Short exercise >> Copy out each line that has "Password" in it.

Start Records shown

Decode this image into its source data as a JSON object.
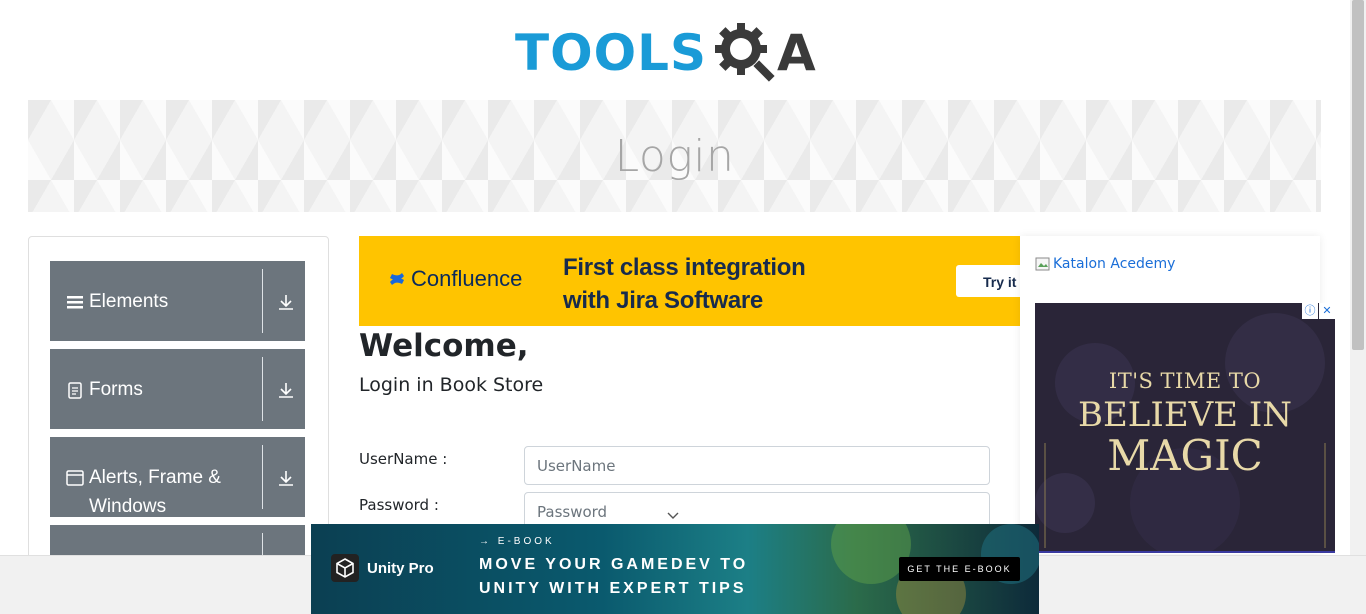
{
  "header": {
    "logo_tools": "TOOLS",
    "logo_a": "A",
    "logo_colors": {
      "primary": "#1a9bd7",
      "secondary": "#3a3a3a"
    }
  },
  "banner": {
    "title": "Login"
  },
  "sidebar": {
    "groups": [
      {
        "label": "Elements",
        "icon": "list-icon",
        "action_icon": "download-arrow-icon"
      },
      {
        "label": "Forms",
        "icon": "document-icon",
        "action_icon": "download-arrow-icon"
      },
      {
        "label": "Alerts, Frame & Windows",
        "icon": "window-icon",
        "action_icon": "download-arrow-icon"
      },
      {
        "label": "",
        "icon": "",
        "action_icon": ""
      }
    ],
    "group_color": "#6c757d"
  },
  "ads": {
    "confluence": {
      "brand": "Confluence",
      "line1": "First class integration",
      "line2": "with Jira Software",
      "cta": "Try it f",
      "background": "#ffc400"
    },
    "katalon": {
      "alt_text": "Katalon Acedemy"
    },
    "magic": {
      "line1": "IT'S TIME TO",
      "line2": "BELIEVE IN",
      "line3": "MAGIC",
      "info_icon": "info-icon",
      "close_icon": "close-icon"
    },
    "unity": {
      "brand": "Unity Pro",
      "kicker": "→ E-BOOK",
      "headline1": "MOVE YOUR GAMEDEV TO",
      "headline2": "UNITY WITH EXPERT TIPS",
      "cta": "GET THE E-BOOK"
    }
  },
  "main": {
    "welcome": "Welcome,",
    "subtitle": "Login in Book Store",
    "username_label": "UserName :",
    "username_placeholder": "UserName",
    "password_label": "Password :",
    "password_placeholder": "Password"
  }
}
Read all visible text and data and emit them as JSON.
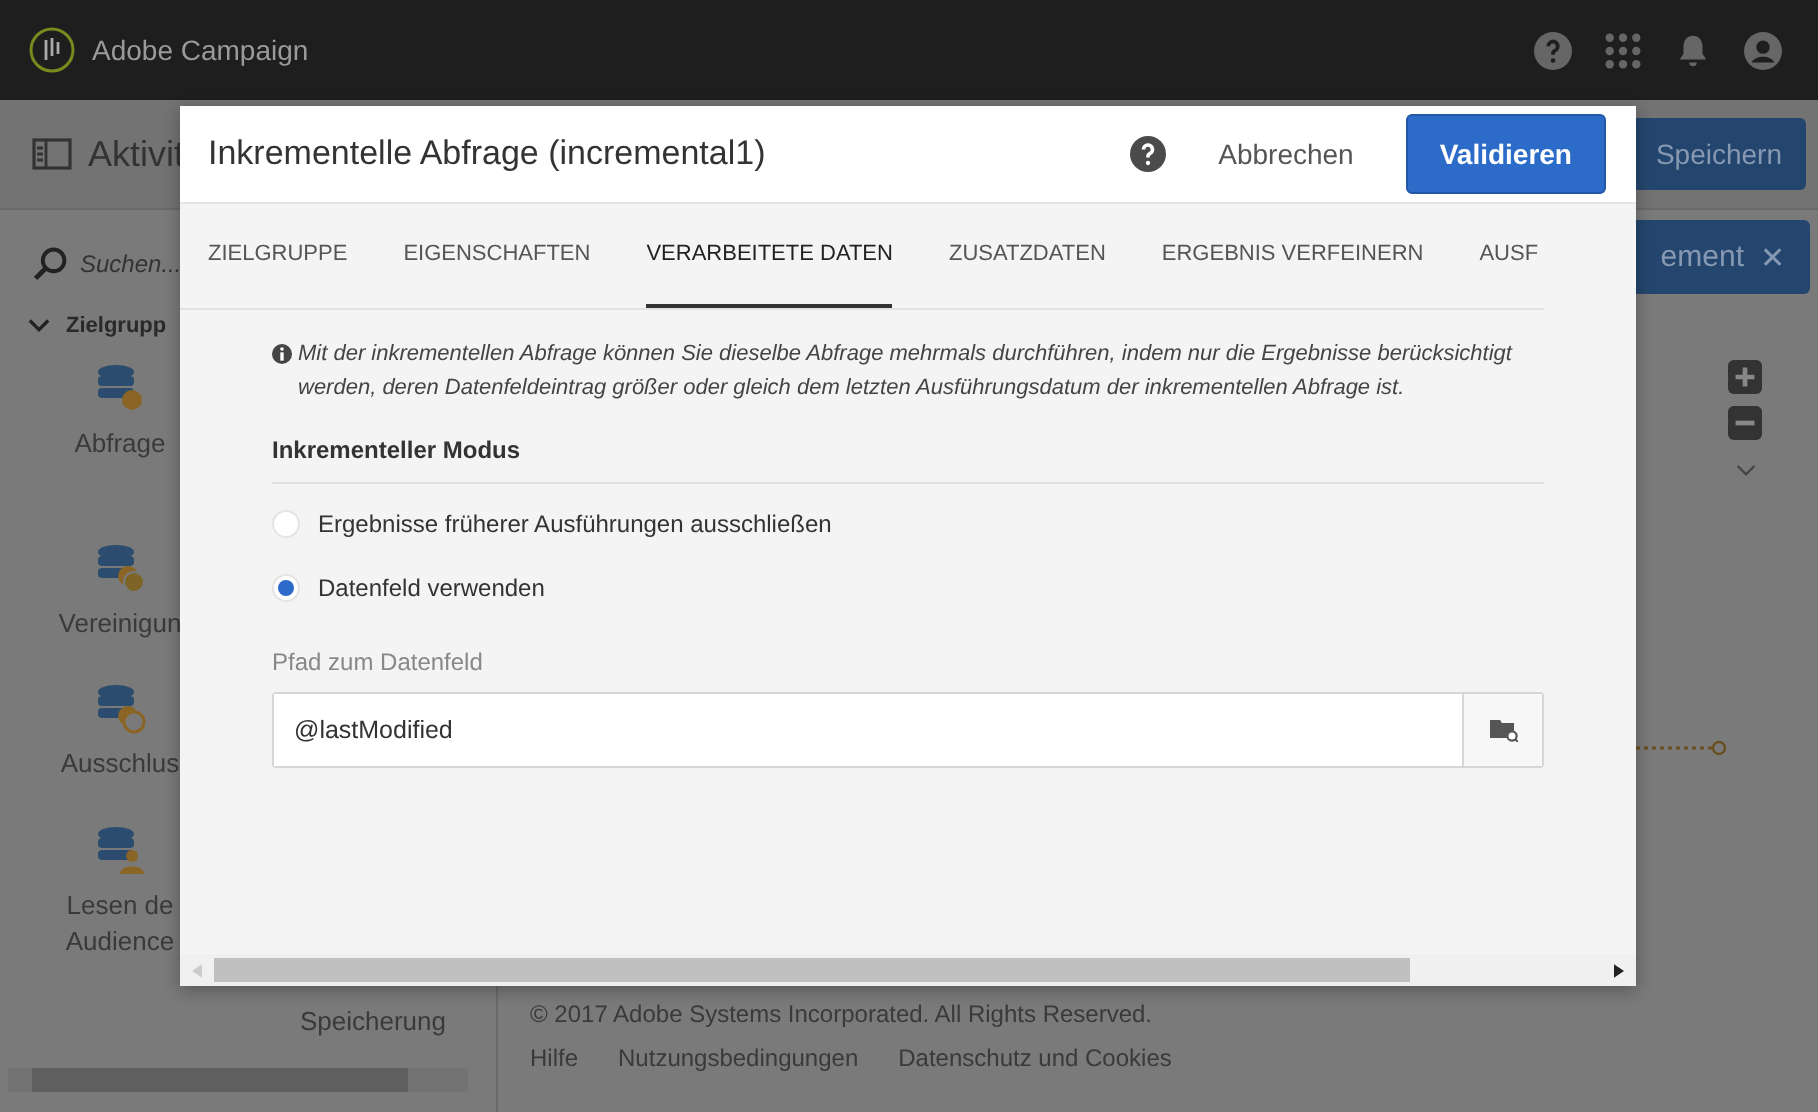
{
  "app_bar": {
    "title": "Adobe Campaign"
  },
  "toolbar": {
    "title": "Aktivit",
    "save": "Speichern",
    "close_panel": "ement",
    "close_symbol": "✕"
  },
  "sidebar": {
    "search_placeholder": "Suchen...",
    "group": "Zielgrupp",
    "items": [
      {
        "label": "Abfrage",
        "kind": "query"
      },
      {
        "label": "Vereinigun",
        "kind": "union"
      },
      {
        "label": "Ausschlus",
        "kind": "exclusion"
      },
      {
        "label": "Lesen de\nAudience",
        "kind": "audience"
      }
    ],
    "extra_label": "Speicherung"
  },
  "footer": {
    "copyright": "© 2017 Adobe Systems Incorporated. All Rights Reserved.",
    "links": [
      "Hilfe",
      "Nutzungsbedingungen",
      "Datenschutz und Cookies"
    ]
  },
  "dialog": {
    "title": "Inkrementelle Abfrage (incremental1)",
    "cancel": "Abbrechen",
    "confirm": "Validieren",
    "tabs": [
      {
        "label": "ZIELGRUPPE",
        "selected": false
      },
      {
        "label": "EIGENSCHAFTEN",
        "selected": false
      },
      {
        "label": "VERARBEITETE DATEN",
        "selected": true
      },
      {
        "label": "ZUSATZDATEN",
        "selected": false
      },
      {
        "label": "ERGEBNIS VERFEINERN",
        "selected": false
      },
      {
        "label": "AUSF",
        "selected": false
      }
    ],
    "info": "Mit der inkrementellen Abfrage können Sie dieselbe Abfrage mehrmals durchführen, indem nur die Ergebnisse berücksichtigt werden, deren Datenfeldeintrag größer oder gleich dem letzten Ausführungsdatum der inkrementellen Abfrage ist.",
    "section": "Inkrementeller Modus",
    "options": [
      {
        "label": "Ergebnisse früherer Ausführungen ausschließen",
        "selected": false
      },
      {
        "label": "Datenfeld verwenden",
        "selected": true
      }
    ],
    "field": {
      "label": "Pfad zum Datenfeld",
      "value": "@lastModified"
    }
  }
}
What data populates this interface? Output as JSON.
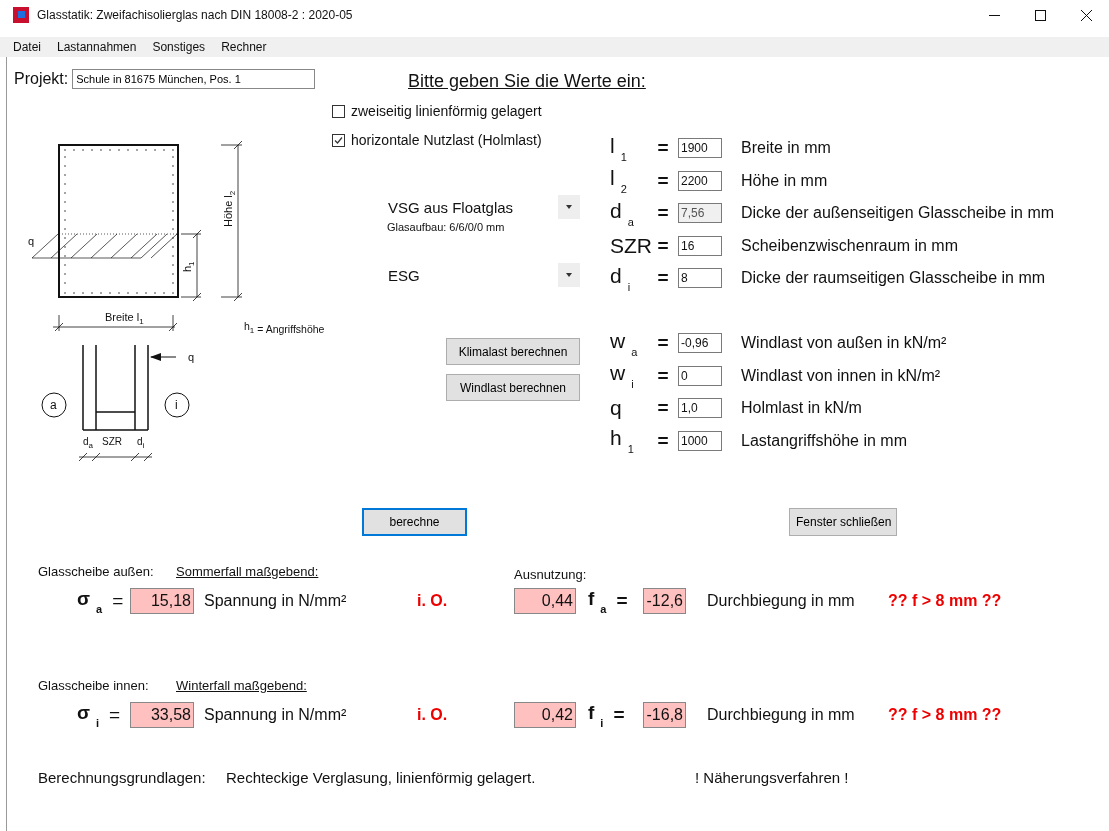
{
  "window": {
    "title": "Glasstatik: Zweifachisolierglas nach DIN 18008-2 : 2020-05"
  },
  "menu": [
    "Datei",
    "Lastannahmen",
    "Sonstiges",
    "Rechner"
  ],
  "project": {
    "label": "Projekt:",
    "value": "Schule in 81675 München, Pos. 1"
  },
  "heading": "Bitte geben Sie die Werte ein:",
  "diagram": {
    "load_label": "q",
    "height_label": {
      "text": "Höhe l",
      "sub": "2"
    },
    "h1_label": {
      "text": "h",
      "sub": "1"
    },
    "width_label": {
      "text": "Breite l",
      "sub": "1"
    },
    "h1_note": {
      "text": "h",
      "sub": "1",
      "rest": " = Angriffshöhe"
    },
    "arrow_label": "q",
    "outer_label": "a",
    "inner_label": "i",
    "da_label": {
      "text": "d",
      "sub": "a"
    },
    "szr_label": "SZR",
    "di_label": {
      "text": "d",
      "sub": "i"
    }
  },
  "options": [
    {
      "label": "zweiseitig linienförmig gelagert",
      "checked": false
    },
    {
      "label": "horizontale Nutzlast (Holmlast)",
      "checked": true
    }
  ],
  "glass_outer": {
    "value": "VSG aus Floatglas",
    "note": "Glasaufbau: 6/6/0/0 mm"
  },
  "glass_inner": {
    "value": "ESG"
  },
  "load_buttons": [
    "Klimalast berechnen",
    "Windlast berechnen"
  ],
  "glass_params": [
    {
      "symbol": "l$_{1}$",
      "eq": "=",
      "value": "1900",
      "disabled": false,
      "label": "Breite in mm"
    },
    {
      "symbol": "l$_{2}$",
      "eq": "=",
      "value": "2200",
      "disabled": false,
      "label": "Höhe in mm"
    },
    {
      "symbol": "d$_{a}$",
      "eq": "=",
      "value": "7,56",
      "disabled": true,
      "label": "Dicke der außenseitigen Glasscheibe in mm"
    },
    {
      "symbol": "SZR",
      "eq": "=",
      "value": "16",
      "disabled": false,
      "label": "Scheibenzwischenraum in mm"
    },
    {
      "symbol": "d$_{i}$",
      "eq": "=",
      "value": "8",
      "disabled": false,
      "label": "Dicke der raumseitigen Glasscheibe in mm"
    }
  ],
  "load_params": [
    {
      "symbol": "w$_{a}$",
      "eq": "=",
      "value": "-0,96",
      "disabled": false,
      "label": "Windlast von außen in kN/m²"
    },
    {
      "symbol": "w$_{i}$",
      "eq": "=",
      "value": "0",
      "disabled": false,
      "label": "Windlast von innen in kN/m²"
    },
    {
      "symbol": "q",
      "eq": "=",
      "value": "1,0",
      "disabled": false,
      "label": "Holmlast in kN/m"
    },
    {
      "symbol": "h$_{1}$",
      "eq": "=",
      "value": "1000",
      "disabled": false,
      "label": "Lastangriffshöhe in mm"
    }
  ],
  "actions": [
    {
      "label": "berechne",
      "focused": true
    },
    {
      "label": "Fenster schließen",
      "focused": false
    }
  ],
  "results": [
    {
      "pane": "Glasscheibe außen:",
      "case": "Sommerfall maßgebend:",
      "utilization_label": "Ausnutzung:",
      "symbol": "σ$_{a}$",
      "eq": "=",
      "stress": "15,18",
      "stress_unit": "Spannung in N/mm²",
      "status": "i. O.",
      "utilization": "0,44",
      "deflection_symbol": "f$_{a}$",
      "deflection_eq": "=",
      "deflection": "-12,6",
      "deflection_unit": "Durchbiegung in mm",
      "warning": "?? f > 8 mm ??"
    },
    {
      "pane": "Glasscheibe innen:",
      "case": "Winterfall maßgebend:",
      "symbol": "σ$_{i}$",
      "eq": "=",
      "stress": "33,58",
      "stress_unit": "Spannung in N/mm²",
      "status": "i. O.",
      "utilization": "0,42",
      "deflection_symbol": "f$_{i}$",
      "deflection_eq": "=",
      "deflection": "-16,8",
      "deflection_unit": "Durchbiegung in mm",
      "warning": "?? f > 8 mm ??"
    }
  ],
  "footer": {
    "label": "Berechnungsgrundlagen:",
    "text": "Rechteckige Verglasung, linienförmig gelagert.",
    "note": "! Näherungsverfahren !"
  }
}
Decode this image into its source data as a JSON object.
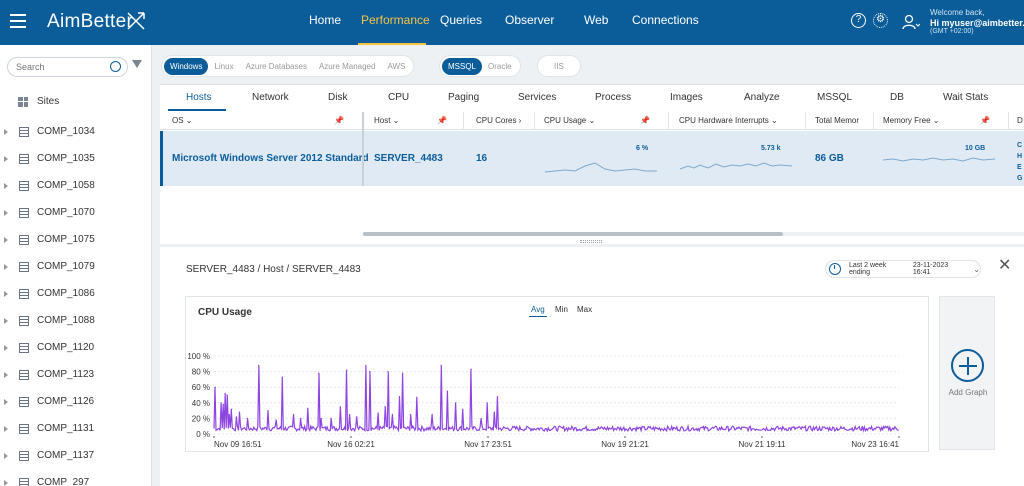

End Records shown

Final answer >>
    "password_label": "Password :",
    "password_placeholder": "Password"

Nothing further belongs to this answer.